Set exercise: Please report every line from the material that contains the word "согласными".

Raw records:

** start **

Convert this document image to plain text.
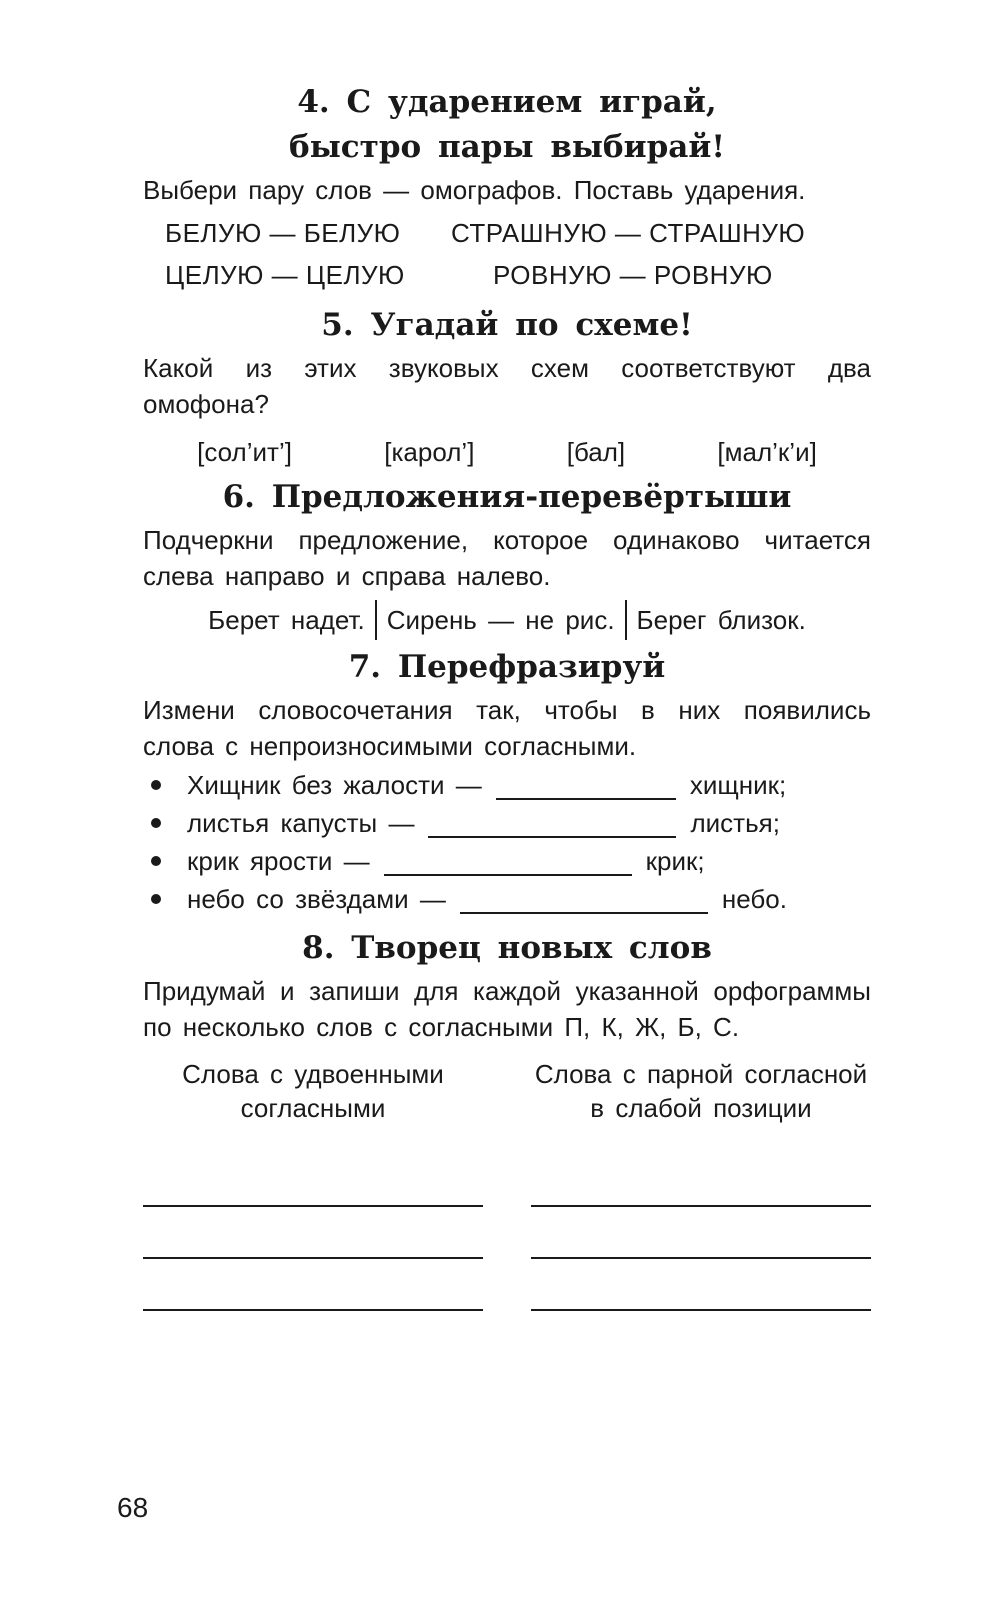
4. С ударением играй,

быстро пары выбирай!

Выбери пару слов — омографов. Поставь ударения.

БЕЛУЮ — БЕЛУЮ	СТРАШНУЮ — СТРАШНУЮ
ЦЕЛУЮ — ЦЕЛУЮ	РОВНУЮ — РОВНУЮ

5. Угадай по схеме!

Какой из этих звуковых схем соответствуют два омофона?

[сол’ит’]	[карол’]	[бал]	[мал’к’и]

6. Предложения-перевёртыши

Подчеркни предложение, которое одинаково читается слева направо и справа налево.

Берет надет. Сирень — не рис. Берег близок.

7. Перефразируй

Измени словосочетания так, чтобы в них появились слова с непроизносимыми согласными.

Хищник без жалости —	хищник;
листья капусты —	листья;
крик ярости —	крик;
небо со звёздами —	небо.

8. Творец новых слов

Придумай и запиши для каждой указанной орфограммы по несколько слов с согласными П, К, Ж, Б, С.

Слова с удвоенными согласными

Слова с парной согласной в слабой позиции

68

** end **

Solution to the exercise:
Измени словосочетания так, чтобы в них появились слова с непроизносимыми согласными.
Придумай и запиши для каждой указанной орфограммы по несколько слов с согласными П, К, Ж, Б, С.
Слова с удвоенными согласными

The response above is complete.